GIVEN RECORDS:
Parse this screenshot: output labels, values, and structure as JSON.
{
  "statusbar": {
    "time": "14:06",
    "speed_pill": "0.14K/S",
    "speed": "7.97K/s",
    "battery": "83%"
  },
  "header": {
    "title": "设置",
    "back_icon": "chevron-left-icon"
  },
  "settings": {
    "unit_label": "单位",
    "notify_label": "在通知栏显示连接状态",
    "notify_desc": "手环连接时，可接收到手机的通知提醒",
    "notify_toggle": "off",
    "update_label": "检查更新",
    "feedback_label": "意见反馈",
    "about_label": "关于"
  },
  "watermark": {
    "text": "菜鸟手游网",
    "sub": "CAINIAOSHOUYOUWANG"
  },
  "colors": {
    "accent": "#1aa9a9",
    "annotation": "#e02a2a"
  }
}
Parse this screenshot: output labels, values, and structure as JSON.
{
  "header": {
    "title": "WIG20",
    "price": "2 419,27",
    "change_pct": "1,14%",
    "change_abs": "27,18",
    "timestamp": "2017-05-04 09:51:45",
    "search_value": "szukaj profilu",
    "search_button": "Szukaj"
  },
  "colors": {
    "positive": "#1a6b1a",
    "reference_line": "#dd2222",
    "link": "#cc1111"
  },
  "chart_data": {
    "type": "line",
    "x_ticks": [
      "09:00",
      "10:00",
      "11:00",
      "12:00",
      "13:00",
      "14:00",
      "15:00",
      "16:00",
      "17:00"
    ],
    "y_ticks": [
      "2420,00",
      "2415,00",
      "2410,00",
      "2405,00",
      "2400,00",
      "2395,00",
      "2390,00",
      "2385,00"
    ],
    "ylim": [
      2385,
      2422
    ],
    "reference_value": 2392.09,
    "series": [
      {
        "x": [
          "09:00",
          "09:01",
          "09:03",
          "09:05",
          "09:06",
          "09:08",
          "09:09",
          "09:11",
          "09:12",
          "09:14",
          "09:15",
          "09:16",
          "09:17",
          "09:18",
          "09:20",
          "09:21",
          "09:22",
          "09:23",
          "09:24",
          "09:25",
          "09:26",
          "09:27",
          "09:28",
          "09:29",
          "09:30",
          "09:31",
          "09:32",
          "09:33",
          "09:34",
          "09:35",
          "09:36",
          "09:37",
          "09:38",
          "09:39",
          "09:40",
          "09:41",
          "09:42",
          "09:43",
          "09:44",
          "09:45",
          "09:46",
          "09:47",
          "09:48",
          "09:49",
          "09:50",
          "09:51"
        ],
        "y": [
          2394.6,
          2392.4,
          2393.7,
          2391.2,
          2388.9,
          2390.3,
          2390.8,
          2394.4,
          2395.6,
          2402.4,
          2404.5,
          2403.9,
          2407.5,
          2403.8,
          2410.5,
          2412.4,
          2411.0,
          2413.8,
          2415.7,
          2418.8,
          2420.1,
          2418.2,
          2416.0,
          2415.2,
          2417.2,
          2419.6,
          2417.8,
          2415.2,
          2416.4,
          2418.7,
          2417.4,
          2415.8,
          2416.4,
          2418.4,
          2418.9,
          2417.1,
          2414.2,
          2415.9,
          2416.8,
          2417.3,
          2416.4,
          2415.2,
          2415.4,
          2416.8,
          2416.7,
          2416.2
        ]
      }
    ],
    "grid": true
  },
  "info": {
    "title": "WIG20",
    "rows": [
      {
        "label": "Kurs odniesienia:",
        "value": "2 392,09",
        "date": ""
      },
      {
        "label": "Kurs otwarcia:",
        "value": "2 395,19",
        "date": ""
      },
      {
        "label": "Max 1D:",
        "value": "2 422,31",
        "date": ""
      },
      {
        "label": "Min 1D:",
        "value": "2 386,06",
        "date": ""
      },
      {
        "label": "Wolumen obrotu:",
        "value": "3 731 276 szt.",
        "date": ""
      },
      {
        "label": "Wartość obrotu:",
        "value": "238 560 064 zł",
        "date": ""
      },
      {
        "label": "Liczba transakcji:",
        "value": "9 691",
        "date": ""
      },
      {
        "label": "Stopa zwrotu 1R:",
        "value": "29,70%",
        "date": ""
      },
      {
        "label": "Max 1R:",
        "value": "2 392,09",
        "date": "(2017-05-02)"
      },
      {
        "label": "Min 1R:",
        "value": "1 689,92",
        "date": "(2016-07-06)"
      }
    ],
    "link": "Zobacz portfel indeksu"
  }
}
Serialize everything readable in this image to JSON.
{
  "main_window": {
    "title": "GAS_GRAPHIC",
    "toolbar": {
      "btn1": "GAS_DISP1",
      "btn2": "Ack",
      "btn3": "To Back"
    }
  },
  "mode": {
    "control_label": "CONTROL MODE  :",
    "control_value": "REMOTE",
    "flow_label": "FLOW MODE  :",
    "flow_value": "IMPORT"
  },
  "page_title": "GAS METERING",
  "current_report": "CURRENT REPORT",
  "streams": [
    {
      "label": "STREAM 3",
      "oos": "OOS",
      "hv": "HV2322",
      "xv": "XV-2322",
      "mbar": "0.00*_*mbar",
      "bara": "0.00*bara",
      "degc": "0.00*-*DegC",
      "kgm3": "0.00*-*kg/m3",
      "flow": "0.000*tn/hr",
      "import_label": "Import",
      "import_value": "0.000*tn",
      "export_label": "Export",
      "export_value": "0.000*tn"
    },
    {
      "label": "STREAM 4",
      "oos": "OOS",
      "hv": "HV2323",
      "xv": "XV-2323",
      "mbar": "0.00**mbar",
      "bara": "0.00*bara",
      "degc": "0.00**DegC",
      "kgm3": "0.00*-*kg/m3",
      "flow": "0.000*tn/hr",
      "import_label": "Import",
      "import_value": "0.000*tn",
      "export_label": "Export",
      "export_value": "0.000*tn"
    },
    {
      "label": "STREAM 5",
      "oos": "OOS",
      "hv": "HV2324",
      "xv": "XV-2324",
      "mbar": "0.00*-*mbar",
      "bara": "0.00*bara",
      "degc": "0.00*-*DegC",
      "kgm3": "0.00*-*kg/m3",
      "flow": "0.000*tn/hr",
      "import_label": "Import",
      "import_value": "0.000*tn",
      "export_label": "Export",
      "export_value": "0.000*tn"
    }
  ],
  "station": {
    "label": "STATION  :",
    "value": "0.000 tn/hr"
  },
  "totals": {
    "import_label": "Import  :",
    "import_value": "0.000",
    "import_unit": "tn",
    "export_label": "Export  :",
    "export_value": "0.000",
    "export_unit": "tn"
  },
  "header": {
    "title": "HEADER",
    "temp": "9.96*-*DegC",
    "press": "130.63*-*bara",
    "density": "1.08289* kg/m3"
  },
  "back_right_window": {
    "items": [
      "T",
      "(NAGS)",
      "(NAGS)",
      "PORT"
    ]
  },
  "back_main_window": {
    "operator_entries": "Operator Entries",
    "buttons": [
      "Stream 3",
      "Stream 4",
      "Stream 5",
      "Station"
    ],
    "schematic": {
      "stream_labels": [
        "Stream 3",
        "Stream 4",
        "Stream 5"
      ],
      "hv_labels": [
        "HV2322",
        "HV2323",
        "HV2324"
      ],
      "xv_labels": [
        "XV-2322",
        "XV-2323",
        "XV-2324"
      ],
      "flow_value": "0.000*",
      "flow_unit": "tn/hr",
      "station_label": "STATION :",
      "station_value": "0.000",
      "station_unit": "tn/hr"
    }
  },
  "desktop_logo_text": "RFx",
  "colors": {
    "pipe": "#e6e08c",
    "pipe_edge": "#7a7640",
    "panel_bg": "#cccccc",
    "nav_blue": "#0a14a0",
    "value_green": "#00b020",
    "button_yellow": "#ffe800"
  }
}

DESCRIPTION OF THE TASK:
Take the listing above and write it out again exactly.

EXERCISE RESPONSE:
Parse this screenshot: output labels, values, and structure as JSON.
{
  "statusbar": {
    "time": "14:06",
    "speed_pill": "0.14K/S",
    "speed": "7.97K/s",
    "battery": "83%"
  },
  "header": {
    "title": "设置",
    "back_icon": "chevron-left-icon"
  },
  "settings": {
    "unit_label": "单位",
    "notify_label": "在通知栏显示连接状态",
    "notify_desc": "手环连接时，可接收到手机的通知提醒",
    "notify_toggle": "off",
    "update_label": "检查更新",
    "feedback_label": "意见反馈",
    "about_label": "关于"
  },
  "watermark": {
    "text": "菜鸟手游网",
    "sub": "CAINIAOSHOUYOUWANG"
  },
  "colors": {
    "accent": "#1aa9a9",
    "annotation": "#e02a2a"
  }
}
Parse this screenshot: output labels, values, and structure as JSON.
{
  "header": {
    "title": "WIG20",
    "price": "2 419,27",
    "change_pct": "1,14%",
    "change_abs": "27,18",
    "timestamp": "2017-05-04 09:51:45",
    "search_value": "szukaj profilu",
    "search_button": "Szukaj"
  },
  "colors": {
    "positive": "#1a6b1a",
    "reference_line": "#dd2222",
    "link": "#cc1111"
  },
  "chart_data": {
    "type": "line",
    "x_ticks": [
      "09:00",
      "10:00",
      "11:00",
      "12:00",
      "13:00",
      "14:00",
      "15:00",
      "16:00",
      "17:00"
    ],
    "y_ticks": [
      "2420,00",
      "2415,00",
      "2410,00",
      "2405,00",
      "2400,00",
      "2395,00",
      "2390,00",
      "2385,00"
    ],
    "ylim": [
      2385,
      2422
    ],
    "reference_value": 2392.09,
    "series": [
      {
        "x": [
          "09:00",
          "09:01",
          "09:03",
          "09:05",
          "09:06",
          "09:08",
          "09:09",
          "09:11",
          "09:12",
          "09:14",
          "09:15",
          "09:16",
          "09:17",
          "09:18",
          "09:20",
          "09:21",
          "09:22",
          "09:23",
          "09:24",
          "09:25",
          "09:26",
          "09:27",
          "09:28",
          "09:29",
          "09:30",
          "09:31",
          "09:32",
          "09:33",
          "09:34",
          "09:35",
          "09:36",
          "09:37",
          "09:38",
          "09:39",
          "09:40",
          "09:41",
          "09:42",
          "09:43",
          "09:44",
          "09:45",
          "09:46",
          "09:47",
          "09:48",
          "09:49",
          "09:50",
          "09:51"
        ],
        "y": [
          2394.6,
          2392.4,
          2393.7,
          2391.2,
          2388.9,
          2390.3,
          2390.8,
          2394.4,
          2395.6,
          2402.4,
          2404.5,
          2403.9,
          2407.5,
          2403.8,
          2410.5,
          2412.4,
          2411.0,
          2413.8,
          2415.7,
          2418.8,
          2420.1,
          2418.2,
          2416.0,
          2415.2,
          2417.2,
          2419.6,
          2417.8,
          2415.2,
          2416.4,
          2418.7,
          2417.4,
          2415.8,
          2416.4,
          2418.4,
          2418.9,
          2417.1,
          2414.2,
          2415.9,
          2416.8,
          2417.3,
          2416.4,
          2415.2,
          2415.4,
          2416.8,
          2416.7,
          2416.2
        ]
      }
    ],
    "grid": true
  },
  "info": {
    "title": "WIG20",
    "rows": [
      {
        "label": "Kurs odniesienia:",
        "value": "2 392,09",
        "date": ""
      },
      {
        "label": "Kurs otwarcia:",
        "value": "2 395,19",
        "date": ""
      },
      {
        "label": "Max 1D:",
        "value": "2 422,31",
        "date": ""
      },
      {
        "label": "Min 1D:",
        "value": "2 386,06",
        "date": ""
      },
      {
        "label": "Wolumen obrotu:",
        "value": "3 731 276 szt.",
        "date": ""
      },
      {
        "label": "Wartość obrotu:",
        "value": "238 560 064 zł",
        "date": ""
      },
      {
        "label": "Liczba transakcji:",
        "value": "9 691",
        "date": ""
      },
      {
        "label": "Stopa zwrotu 1R:",
        "value": "29,70%",
        "date": ""
      },
      {
        "label": "Max 1R:",
        "value": "2 392,09",
        "date": "(2017-05-02)"
      },
      {
        "label": "Min 1R:",
        "value": "1 689,92",
        "date": "(2016-07-06)"
      }
    ],
    "link": "Zobacz portfel indeksu"
  }
}
Serialize everything readable in this image to JSON.
{
  "main_window": {
    "title": "GAS_GRAPHIC",
    "toolbar": {
      "btn1": "GAS_DISP1",
      "btn2": "Ack",
      "btn3": "To Back"
    }
  },
  "mode": {
    "control_label": "CONTROL MODE  :",
    "control_value": "REMOTE",
    "flow_label": "FLOW MODE  :",
    "flow_value": "IMPORT"
  },
  "page_title": "GAS METERING",
  "current_report": "CURRENT REPORT",
  "streams": [
    {
      "label": "STREAM 3",
      "oos": "OOS",
      "hv": "HV2322",
      "xv": "XV-2322",
      "mbar": "0.00*_*mbar",
      "bara": "0.00*bara",
      "degc": "0.00*-*DegC",
      "kgm3": "0.00*-*kg/m3",
      "flow": "0.000*tn/hr",
      "import_label": "Import",
      "import_value": "0.000*tn",
      "export_label": "Export",
      "export_value": "0.000*tn"
    },
    {
      "label": "STREAM 4",
      "oos": "OOS",
      "hv": "HV2323",
      "xv": "XV-2323",
      "mbar": "0.00**mbar",
      "bara": "0.00*bara",
      "degc": "0.00**DegC",
      "kgm3": "0.00*-*kg/m3",
      "flow": "0.000*tn/hr",
      "import_label": "Import",
      "import_value": "0.000*tn",
      "export_label": "Export",
      "export_value": "0.000*tn"
    },
    {
      "label": "STREAM 5",
      "oos": "OOS",
      "hv": "HV2324",
      "xv": "XV-2324",
      "mbar": "0.00*-*mbar",
      "bara": "0.00*bara",
      "degc": "0.00*-*DegC",
      "kgm3": "0.00*-*kg/m3",
      "flow": "0.000*tn/hr",
      "import_label": "Import",
      "import_value": "0.000*tn",
      "export_label": "Export",
      "export_value": "0.000*tn"
    }
  ],
  "station": {
    "label": "STATION  :",
    "value": "0.000 tn/hr"
  },
  "totals": {
    "import_label": "Import  :",
    "import_value": "0.000",
    "import_unit": "tn",
    "export_label": "Export  :",
    "export_value": "0.000",
    "export_unit": "tn"
  },
  "header": {
    "title": "HEADER",
    "temp": "9.96*-*DegC",
    "press": "130.63*-*bara",
    "density": "1.08289* kg/m3"
  },
  "back_right_window": {
    "items": [
      "T",
      "(NAGS)",
      "(NAGS)",
      "PORT"
    ]
  },
  "back_main_window": {
    "operator_entries": "Operator Entries",
    "buttons": [
      "Stream 3",
      "Stream 4",
      "Stream 5",
      "Station"
    ],
    "schematic": {
      "stream_labels": [
        "Stream 3",
        "Stream 4",
        "Stream 5"
      ],
      "hv_labels": [
        "HV2322",
        "HV2323",
        "HV2324"
      ],
      "xv_labels": [
        "XV-2322",
        "XV-2323",
        "XV-2324"
      ],
      "flow_value": "0.000*",
      "flow_unit": "tn/hr",
      "station_label": "STATION :",
      "station_value": "0.000",
      "station_unit": "tn/hr"
    }
  },
  "desktop_logo_text": "RFx",
  "colors": {
    "pipe": "#e6e08c",
    "pipe_edge": "#7a7640",
    "panel_bg": "#cccccc",
    "nav_blue": "#0a14a0",
    "value_green": "#00b020",
    "button_yellow": "#ffe800"
  }
}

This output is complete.